WRITTEN TASK ::
Output all of the entries exactly as written.

┌─ EXCERPTED RECORDS

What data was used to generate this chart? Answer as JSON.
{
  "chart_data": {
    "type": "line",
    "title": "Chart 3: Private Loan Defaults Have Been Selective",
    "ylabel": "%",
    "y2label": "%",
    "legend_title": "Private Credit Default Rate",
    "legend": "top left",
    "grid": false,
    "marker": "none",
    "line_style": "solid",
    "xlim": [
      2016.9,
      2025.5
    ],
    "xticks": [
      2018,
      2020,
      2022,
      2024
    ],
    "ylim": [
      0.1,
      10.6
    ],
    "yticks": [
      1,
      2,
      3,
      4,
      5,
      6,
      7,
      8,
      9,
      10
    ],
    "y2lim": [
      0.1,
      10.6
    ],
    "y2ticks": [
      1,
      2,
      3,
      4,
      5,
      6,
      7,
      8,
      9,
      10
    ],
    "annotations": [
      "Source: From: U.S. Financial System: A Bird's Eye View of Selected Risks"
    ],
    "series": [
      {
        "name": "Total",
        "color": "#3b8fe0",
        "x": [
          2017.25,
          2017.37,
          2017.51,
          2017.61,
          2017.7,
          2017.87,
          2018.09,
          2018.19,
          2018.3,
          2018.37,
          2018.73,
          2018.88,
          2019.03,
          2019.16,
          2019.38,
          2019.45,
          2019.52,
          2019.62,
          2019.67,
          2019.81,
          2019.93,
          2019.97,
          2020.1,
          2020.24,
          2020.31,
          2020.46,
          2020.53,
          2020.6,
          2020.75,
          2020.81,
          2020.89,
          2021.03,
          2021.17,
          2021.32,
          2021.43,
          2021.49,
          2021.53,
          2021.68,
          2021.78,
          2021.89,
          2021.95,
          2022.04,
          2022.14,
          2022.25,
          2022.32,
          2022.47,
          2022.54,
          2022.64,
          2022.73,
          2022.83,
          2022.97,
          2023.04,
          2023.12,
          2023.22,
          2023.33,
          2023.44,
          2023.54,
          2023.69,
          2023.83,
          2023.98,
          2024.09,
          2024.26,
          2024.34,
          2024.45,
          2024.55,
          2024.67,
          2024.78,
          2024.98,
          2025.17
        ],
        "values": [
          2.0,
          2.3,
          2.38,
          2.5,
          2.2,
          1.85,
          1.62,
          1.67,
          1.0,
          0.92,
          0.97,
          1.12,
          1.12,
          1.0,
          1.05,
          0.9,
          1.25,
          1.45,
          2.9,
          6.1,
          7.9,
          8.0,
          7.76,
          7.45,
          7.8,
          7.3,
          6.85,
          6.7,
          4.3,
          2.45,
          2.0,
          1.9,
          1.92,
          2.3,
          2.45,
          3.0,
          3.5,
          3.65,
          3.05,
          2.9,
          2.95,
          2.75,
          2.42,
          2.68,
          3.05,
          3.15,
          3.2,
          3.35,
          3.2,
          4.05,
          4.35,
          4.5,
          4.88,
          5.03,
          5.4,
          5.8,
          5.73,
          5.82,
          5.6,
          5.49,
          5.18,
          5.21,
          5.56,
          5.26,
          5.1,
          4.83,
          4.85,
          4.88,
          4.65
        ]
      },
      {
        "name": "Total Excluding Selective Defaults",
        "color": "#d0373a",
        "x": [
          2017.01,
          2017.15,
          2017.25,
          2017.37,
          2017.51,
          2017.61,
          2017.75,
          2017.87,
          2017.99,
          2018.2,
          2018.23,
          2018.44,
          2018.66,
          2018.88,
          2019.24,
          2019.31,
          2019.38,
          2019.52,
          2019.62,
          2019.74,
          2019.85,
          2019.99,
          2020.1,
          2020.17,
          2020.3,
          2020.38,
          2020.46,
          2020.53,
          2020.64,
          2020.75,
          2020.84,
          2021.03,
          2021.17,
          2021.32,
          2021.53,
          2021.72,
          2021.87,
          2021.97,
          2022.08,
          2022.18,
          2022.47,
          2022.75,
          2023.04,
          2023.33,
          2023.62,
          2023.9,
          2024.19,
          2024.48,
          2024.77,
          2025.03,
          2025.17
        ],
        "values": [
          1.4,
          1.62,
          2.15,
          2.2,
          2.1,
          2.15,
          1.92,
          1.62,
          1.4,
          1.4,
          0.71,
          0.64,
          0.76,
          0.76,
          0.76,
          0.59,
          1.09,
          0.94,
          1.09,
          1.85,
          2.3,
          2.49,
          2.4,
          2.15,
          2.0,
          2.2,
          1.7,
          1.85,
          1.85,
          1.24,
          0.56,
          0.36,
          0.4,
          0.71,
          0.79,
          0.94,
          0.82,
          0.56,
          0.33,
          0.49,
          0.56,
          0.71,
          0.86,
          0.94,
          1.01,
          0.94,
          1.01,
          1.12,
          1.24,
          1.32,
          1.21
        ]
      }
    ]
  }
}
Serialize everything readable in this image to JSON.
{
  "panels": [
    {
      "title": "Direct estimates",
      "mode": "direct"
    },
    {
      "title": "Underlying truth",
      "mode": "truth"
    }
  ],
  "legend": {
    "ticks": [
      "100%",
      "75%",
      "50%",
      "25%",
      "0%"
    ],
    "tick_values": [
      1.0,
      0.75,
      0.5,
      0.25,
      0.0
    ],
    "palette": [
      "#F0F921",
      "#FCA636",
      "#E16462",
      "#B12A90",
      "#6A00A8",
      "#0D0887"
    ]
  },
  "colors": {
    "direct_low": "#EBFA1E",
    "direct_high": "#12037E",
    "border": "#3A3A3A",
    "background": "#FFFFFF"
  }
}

└─

COMPLETE RESPONSE ::
What data was used to generate this chart? Answer as JSON.
{
  "chart_data": {
    "type": "line",
    "title": "Chart 3: Private Loan Defaults Have Been Selective",
    "ylabel": "%",
    "y2label": "%",
    "legend_title": "Private Credit Default Rate",
    "legend": "top left",
    "grid": false,
    "marker": "none",
    "line_style": "solid",
    "xlim": [
      2016.9,
      2025.5
    ],
    "xticks": [
      2018,
      2020,
      2022,
      2024
    ],
    "ylim": [
      0.1,
      10.6
    ],
    "yticks": [
      1,
      2,
      3,
      4,
      5,
      6,
      7,
      8,
      9,
      10
    ],
    "y2lim": [
      0.1,
      10.6
    ],
    "y2ticks": [
      1,
      2,
      3,
      4,
      5,
      6,
      7,
      8,
      9,
      10
    ],
    "annotations": [
      "Source: From: U.S. Financial System: A Bird's Eye View of Selected Risks"
    ],
    "series": [
      {
        "name": "Total",
        "color": "#3b8fe0",
        "x": [
          2017.25,
          2017.37,
          2017.51,
          2017.61,
          2017.7,
          2017.87,
          2018.09,
          2018.19,
          2018.3,
          2018.37,
          2018.73,
          2018.88,
          2019.03,
          2019.16,
          2019.38,
          2019.45,
          2019.52,
          2019.62,
          2019.67,
          2019.81,
          2019.93,
          2019.97,
          2020.1,
          2020.24,
          2020.31,
          2020.46,
          2020.53,
          2020.6,
          2020.75,
          2020.81,
          2020.89,
          2021.03,
          2021.17,
          2021.32,
          2021.43,
          2021.49,
          2021.53,
          2021.68,
          2021.78,
          2021.89,
          2021.95,
          2022.04,
          2022.14,
          2022.25,
          2022.32,
          2022.47,
          2022.54,
          2022.64,
          2022.73,
          2022.83,
          2022.97,
          2023.04,
          2023.12,
          2023.22,
          2023.33,
          2023.44,
          2023.54,
          2023.69,
          2023.83,
          2023.98,
          2024.09,
          2024.26,
          2024.34,
          2024.45,
          2024.55,
          2024.67,
          2024.78,
          2024.98,
          2025.17
        ],
        "values": [
          2.0,
          2.3,
          2.38,
          2.5,
          2.2,
          1.85,
          1.62,
          1.67,
          1.0,
          0.92,
          0.97,
          1.12,
          1.12,
          1.0,
          1.05,
          0.9,
          1.25,
          1.45,
          2.9,
          6.1,
          7.9,
          8.0,
          7.76,
          7.45,
          7.8,
          7.3,
          6.85,
          6.7,
          4.3,
          2.45,
          2.0,
          1.9,
          1.92,
          2.3,
          2.45,
          3.0,
          3.5,
          3.65,
          3.05,
          2.9,
          2.95,
          2.75,
          2.42,
          2.68,
          3.05,
          3.15,
          3.2,
          3.35,
          3.2,
          4.05,
          4.35,
          4.5,
          4.88,
          5.03,
          5.4,
          5.8,
          5.73,
          5.82,
          5.6,
          5.49,
          5.18,
          5.21,
          5.56,
          5.26,
          5.1,
          4.83,
          4.85,
          4.88,
          4.65
        ]
      },
      {
        "name": "Total Excluding Selective Defaults",
        "color": "#d0373a",
        "x": [
          2017.01,
          2017.15,
          2017.25,
          2017.37,
          2017.51,
          2017.61,
          2017.75,
          2017.87,
          2017.99,
          2018.2,
          2018.23,
          2018.44,
          2018.66,
          2018.88,
          2019.24,
          2019.31,
          2019.38,
          2019.52,
          2019.62,
          2019.74,
          2019.85,
          2019.99,
          2020.1,
          2020.17,
          2020.3,
          2020.38,
          2020.46,
          2020.53,
          2020.64,
          2020.75,
          2020.84,
          2021.03,
          2021.17,
          2021.32,
          2021.53,
          2021.72,
          2021.87,
          2021.97,
          2022.08,
          2022.18,
          2022.47,
          2022.75,
          2023.04,
          2023.33,
          2023.62,
          2023.9,
          2024.19,
          2024.48,
          2024.77,
          2025.03,
          2025.17
        ],
        "values": [
          1.4,
          1.62,
          2.15,
          2.2,
          2.1,
          2.15,
          1.92,
          1.62,
          1.4,
          1.4,
          0.71,
          0.64,
          0.76,
          0.76,
          0.76,
          0.59,
          1.09,
          0.94,
          1.09,
          1.85,
          2.3,
          2.49,
          2.4,
          2.15,
          2.0,
          2.2,
          1.7,
          1.85,
          1.85,
          1.24,
          0.56,
          0.36,
          0.4,
          0.71,
          0.79,
          0.94,
          0.82,
          0.56,
          0.33,
          0.49,
          0.56,
          0.71,
          0.86,
          0.94,
          1.01,
          0.94,
          1.01,
          1.12,
          1.24,
          1.32,
          1.21
        ]
      }
    ]
  }
}
Serialize everything readable in this image to JSON.
{
  "panels": [
    {
      "title": "Direct estimates",
      "mode": "direct"
    },
    {
      "title": "Underlying truth",
      "mode": "truth"
    }
  ],
  "legend": {
    "ticks": [
      "100%",
      "75%",
      "50%",
      "25%",
      "0%"
    ],
    "tick_values": [
      1.0,
      0.75,
      0.5,
      0.25,
      0.0
    ],
    "palette": [
      "#F0F921",
      "#FCA636",
      "#E16462",
      "#B12A90",
      "#6A00A8",
      "#0D0887"
    ]
  },
  "colors": {
    "direct_low": "#EBFA1E",
    "direct_high": "#12037E",
    "border": "#3A3A3A",
    "background": "#FFFFFF"
  }
}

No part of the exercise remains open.